### Directions for this task
Repeat the records below exactly as they appear.

### Supplied material
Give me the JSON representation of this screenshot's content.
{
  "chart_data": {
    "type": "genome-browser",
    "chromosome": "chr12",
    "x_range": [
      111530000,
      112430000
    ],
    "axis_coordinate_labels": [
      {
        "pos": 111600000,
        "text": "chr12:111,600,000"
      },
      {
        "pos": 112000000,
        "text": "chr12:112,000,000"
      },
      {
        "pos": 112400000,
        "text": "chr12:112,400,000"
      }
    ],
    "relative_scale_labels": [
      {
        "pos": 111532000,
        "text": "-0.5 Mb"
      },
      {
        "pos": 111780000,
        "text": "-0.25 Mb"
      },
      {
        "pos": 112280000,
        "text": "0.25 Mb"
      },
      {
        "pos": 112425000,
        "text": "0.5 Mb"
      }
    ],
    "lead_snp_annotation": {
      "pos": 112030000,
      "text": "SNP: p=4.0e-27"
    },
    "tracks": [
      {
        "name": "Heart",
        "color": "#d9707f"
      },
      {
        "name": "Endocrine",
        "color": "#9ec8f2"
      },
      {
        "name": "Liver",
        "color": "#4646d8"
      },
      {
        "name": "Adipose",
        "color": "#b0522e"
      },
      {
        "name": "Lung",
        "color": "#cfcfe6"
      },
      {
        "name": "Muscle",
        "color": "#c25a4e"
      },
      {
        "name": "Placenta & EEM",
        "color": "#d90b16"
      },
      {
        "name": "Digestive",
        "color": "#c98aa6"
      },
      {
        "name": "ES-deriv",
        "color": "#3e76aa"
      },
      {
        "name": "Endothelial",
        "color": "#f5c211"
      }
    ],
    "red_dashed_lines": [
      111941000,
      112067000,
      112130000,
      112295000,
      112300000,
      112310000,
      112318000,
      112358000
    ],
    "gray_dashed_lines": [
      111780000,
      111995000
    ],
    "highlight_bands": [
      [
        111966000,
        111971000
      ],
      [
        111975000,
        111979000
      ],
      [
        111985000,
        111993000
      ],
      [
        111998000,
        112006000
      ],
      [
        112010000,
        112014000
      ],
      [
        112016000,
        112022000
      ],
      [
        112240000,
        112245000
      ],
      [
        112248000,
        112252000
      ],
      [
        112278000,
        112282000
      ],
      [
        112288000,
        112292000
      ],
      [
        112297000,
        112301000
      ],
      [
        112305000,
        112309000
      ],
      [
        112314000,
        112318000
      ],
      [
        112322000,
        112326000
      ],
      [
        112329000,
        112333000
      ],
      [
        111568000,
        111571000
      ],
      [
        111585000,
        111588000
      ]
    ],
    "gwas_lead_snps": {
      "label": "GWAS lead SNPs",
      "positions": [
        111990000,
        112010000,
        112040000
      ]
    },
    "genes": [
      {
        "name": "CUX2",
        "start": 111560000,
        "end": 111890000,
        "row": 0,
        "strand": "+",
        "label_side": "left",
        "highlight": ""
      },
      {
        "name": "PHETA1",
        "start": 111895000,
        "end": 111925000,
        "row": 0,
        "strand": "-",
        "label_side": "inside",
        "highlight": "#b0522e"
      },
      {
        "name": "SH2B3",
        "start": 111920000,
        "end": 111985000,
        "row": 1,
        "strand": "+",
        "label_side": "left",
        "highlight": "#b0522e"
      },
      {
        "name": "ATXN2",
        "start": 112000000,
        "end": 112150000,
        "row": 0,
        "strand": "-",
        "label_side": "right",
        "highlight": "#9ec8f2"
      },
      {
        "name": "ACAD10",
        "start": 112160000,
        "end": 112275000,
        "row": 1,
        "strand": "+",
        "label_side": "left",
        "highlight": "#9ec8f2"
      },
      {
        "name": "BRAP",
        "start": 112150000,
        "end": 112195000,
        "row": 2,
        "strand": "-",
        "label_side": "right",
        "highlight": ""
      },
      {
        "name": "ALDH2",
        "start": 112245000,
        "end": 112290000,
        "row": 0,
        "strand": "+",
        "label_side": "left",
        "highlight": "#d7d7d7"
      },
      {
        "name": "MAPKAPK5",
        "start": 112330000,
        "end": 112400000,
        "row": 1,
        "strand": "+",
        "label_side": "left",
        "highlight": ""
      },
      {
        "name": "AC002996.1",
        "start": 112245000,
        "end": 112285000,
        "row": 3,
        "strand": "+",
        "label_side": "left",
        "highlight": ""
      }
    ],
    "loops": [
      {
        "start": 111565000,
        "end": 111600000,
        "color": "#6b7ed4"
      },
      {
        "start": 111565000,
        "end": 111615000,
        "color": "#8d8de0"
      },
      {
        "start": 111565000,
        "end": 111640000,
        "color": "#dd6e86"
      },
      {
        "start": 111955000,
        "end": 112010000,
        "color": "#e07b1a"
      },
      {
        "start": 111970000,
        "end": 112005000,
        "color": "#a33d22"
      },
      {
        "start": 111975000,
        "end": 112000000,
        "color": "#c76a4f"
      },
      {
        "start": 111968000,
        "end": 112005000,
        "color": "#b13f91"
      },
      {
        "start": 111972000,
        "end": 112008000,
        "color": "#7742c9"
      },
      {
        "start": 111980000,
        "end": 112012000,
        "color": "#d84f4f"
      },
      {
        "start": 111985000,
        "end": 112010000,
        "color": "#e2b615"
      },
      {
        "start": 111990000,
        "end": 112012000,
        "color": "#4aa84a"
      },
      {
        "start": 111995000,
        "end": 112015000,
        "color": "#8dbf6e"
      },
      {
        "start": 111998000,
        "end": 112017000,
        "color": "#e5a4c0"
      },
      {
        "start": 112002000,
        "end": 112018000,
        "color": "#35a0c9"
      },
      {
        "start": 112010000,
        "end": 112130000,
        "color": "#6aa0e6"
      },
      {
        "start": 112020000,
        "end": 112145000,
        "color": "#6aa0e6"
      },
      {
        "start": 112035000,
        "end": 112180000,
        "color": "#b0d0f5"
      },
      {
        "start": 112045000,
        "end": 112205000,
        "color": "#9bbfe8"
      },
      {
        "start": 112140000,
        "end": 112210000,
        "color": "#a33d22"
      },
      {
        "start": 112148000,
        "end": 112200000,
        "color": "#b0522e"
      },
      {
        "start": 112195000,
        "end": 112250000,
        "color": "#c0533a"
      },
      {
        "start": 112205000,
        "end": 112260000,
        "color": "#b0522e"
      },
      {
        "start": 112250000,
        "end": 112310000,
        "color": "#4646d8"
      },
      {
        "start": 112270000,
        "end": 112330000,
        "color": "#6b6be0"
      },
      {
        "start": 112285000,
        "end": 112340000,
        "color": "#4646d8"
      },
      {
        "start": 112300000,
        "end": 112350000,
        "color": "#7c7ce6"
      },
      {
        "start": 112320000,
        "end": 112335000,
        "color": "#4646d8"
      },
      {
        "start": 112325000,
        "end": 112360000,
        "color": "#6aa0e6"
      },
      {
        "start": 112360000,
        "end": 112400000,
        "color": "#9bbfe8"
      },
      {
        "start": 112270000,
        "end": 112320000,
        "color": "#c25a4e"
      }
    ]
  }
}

### Result below
Give me the JSON representation of this screenshot's content.
{
  "chart_data": {
    "type": "genome-browser",
    "chromosome": "chr12",
    "x_range": [
      111530000,
      112430000
    ],
    "axis_coordinate_labels": [
      {
        "pos": 111600000,
        "text": "chr12:111,600,000"
      },
      {
        "pos": 112000000,
        "text": "chr12:112,000,000"
      },
      {
        "pos": 112400000,
        "text": "chr12:112,400,000"
      }
    ],
    "relative_scale_labels": [
      {
        "pos": 111532000,
        "text": "-0.5 Mb"
      },
      {
        "pos": 111780000,
        "text": "-0.25 Mb"
      },
      {
        "pos": 112280000,
        "text": "0.25 Mb"
      },
      {
        "pos": 112425000,
        "text": "0.5 Mb"
      }
    ],
    "lead_snp_annotation": {
      "pos": 112030000,
      "text": "SNP: p=4.0e-27"
    },
    "tracks": [
      {
        "name": "Heart",
        "color": "#d9707f"
      },
      {
        "name": "Endocrine",
        "color": "#9ec8f2"
      },
      {
        "name": "Liver",
        "color": "#4646d8"
      },
      {
        "name": "Adipose",
        "color": "#b0522e"
      },
      {
        "name": "Lung",
        "color": "#cfcfe6"
      },
      {
        "name": "Muscle",
        "color": "#c25a4e"
      },
      {
        "name": "Placenta & EEM",
        "color": "#d90b16"
      },
      {
        "name": "Digestive",
        "color": "#c98aa6"
      },
      {
        "name": "ES-deriv",
        "color": "#3e76aa"
      },
      {
        "name": "Endothelial",
        "color": "#f5c211"
      }
    ],
    "red_dashed_lines": [
      111941000,
      112067000,
      112130000,
      112295000,
      112300000,
      112310000,
      112318000,
      112358000
    ],
    "gray_dashed_lines": [
      111780000,
      111995000
    ],
    "highlight_bands": [
      [
        111966000,
        111971000
      ],
      [
        111975000,
        111979000
      ],
      [
        111985000,
        111993000
      ],
      [
        111998000,
        112006000
      ],
      [
        112010000,
        112014000
      ],
      [
        112016000,
        112022000
      ],
      [
        112240000,
        112245000
      ],
      [
        112248000,
        112252000
      ],
      [
        112278000,
        112282000
      ],
      [
        112288000,
        112292000
      ],
      [
        112297000,
        112301000
      ],
      [
        112305000,
        112309000
      ],
      [
        112314000,
        112318000
      ],
      [
        112322000,
        112326000
      ],
      [
        112329000,
        112333000
      ],
      [
        111568000,
        111571000
      ],
      [
        111585000,
        111588000
      ]
    ],
    "gwas_lead_snps": {
      "label": "GWAS lead SNPs",
      "positions": [
        111990000,
        112010000,
        112040000
      ]
    },
    "genes": [
      {
        "name": "CUX2",
        "start": 111560000,
        "end": 111890000,
        "row": 0,
        "strand": "+",
        "label_side": "left",
        "highlight": ""
      },
      {
        "name": "PHETA1",
        "start": 111895000,
        "end": 111925000,
        "row": 0,
        "strand": "-",
        "label_side": "inside",
        "highlight": "#b0522e"
      },
      {
        "name": "SH2B3",
        "start": 111920000,
        "end": 111985000,
        "row": 1,
        "strand": "+",
        "label_side": "left",
        "highlight": "#b0522e"
      },
      {
        "name": "ATXN2",
        "start": 112000000,
        "end": 112150000,
        "row": 0,
        "strand": "-",
        "label_side": "right",
        "highlight": "#9ec8f2"
      },
      {
        "name": "ACAD10",
        "start": 112160000,
        "end": 112275000,
        "row": 1,
        "strand": "+",
        "label_side": "left",
        "highlight": "#9ec8f2"
      },
      {
        "name": "BRAP",
        "start": 112150000,
        "end": 112195000,
        "row": 2,
        "strand": "-",
        "label_side": "right",
        "highlight": ""
      },
      {
        "name": "ALDH2",
        "start": 112245000,
        "end": 112290000,
        "row": 0,
        "strand": "+",
        "label_side": "left",
        "highlight": "#d7d7d7"
      },
      {
        "name": "MAPKAPK5",
        "start": 112330000,
        "end": 112400000,
        "row": 1,
        "strand": "+",
        "label_side": "left",
        "highlight": ""
      },
      {
        "name": "AC002996.1",
        "start": 112245000,
        "end": 112285000,
        "row": 3,
        "strand": "+",
        "label_side": "left",
        "highlight": ""
      }
    ],
    "loops": [
      {
        "start": 111565000,
        "end": 111600000,
        "color": "#6b7ed4"
      },
      {
        "start": 111565000,
        "end": 111615000,
        "color": "#8d8de0"
      },
      {
        "start": 111565000,
        "end": 111640000,
        "color": "#dd6e86"
      },
      {
        "start": 111955000,
        "end": 112010000,
        "color": "#e07b1a"
      },
      {
        "start": 111970000,
        "end": 112005000,
        "color": "#a33d22"
      },
      {
        "start": 111975000,
        "end": 112000000,
        "color": "#c76a4f"
      },
      {
        "start": 111968000,
        "end": 112005000,
        "color": "#b13f91"
      },
      {
        "start": 111972000,
        "end": 112008000,
        "color": "#7742c9"
      },
      {
        "start": 111980000,
        "end": 112012000,
        "color": "#d84f4f"
      },
      {
        "start": 111985000,
        "end": 112010000,
        "color": "#e2b615"
      },
      {
        "start": 111990000,
        "end": 112012000,
        "color": "#4aa84a"
      },
      {
        "start": 111995000,
        "end": 112015000,
        "color": "#8dbf6e"
      },
      {
        "start": 111998000,
        "end": 112017000,
        "color": "#e5a4c0"
      },
      {
        "start": 112002000,
        "end": 112018000,
        "color": "#35a0c9"
      },
      {
        "start": 112010000,
        "end": 112130000,
        "color": "#6aa0e6"
      },
      {
        "start": 112020000,
        "end": 112145000,
        "color": "#6aa0e6"
      },
      {
        "start": 112035000,
        "end": 112180000,
        "color": "#b0d0f5"
      },
      {
        "start": 112045000,
        "end": 112205000,
        "color": "#9bbfe8"
      },
      {
        "start": 112140000,
        "end": 112210000,
        "color": "#a33d22"
      },
      {
        "start": 112148000,
        "end": 112200000,
        "color": "#b0522e"
      },
      {
        "start": 112195000,
        "end": 112250000,
        "color": "#c0533a"
      },
      {
        "start": 112205000,
        "end": 112260000,
        "color": "#b0522e"
      },
      {
        "start": 112250000,
        "end": 112310000,
        "color": "#4646d8"
      },
      {
        "start": 112270000,
        "end": 112330000,
        "color": "#6b6be0"
      },
      {
        "start": 112285000,
        "end": 112340000,
        "color": "#4646d8"
      },
      {
        "start": 112300000,
        "end": 112350000,
        "color": "#7c7ce6"
      },
      {
        "start": 112320000,
        "end": 112335000,
        "color": "#4646d8"
      },
      {
        "start": 112325000,
        "end": 112360000,
        "color": "#6aa0e6"
      },
      {
        "start": 112360000,
        "end": 112400000,
        "color": "#9bbfe8"
      },
      {
        "start": 112270000,
        "end": 112320000,
        "color": "#c25a4e"
      }
    ]
  }
}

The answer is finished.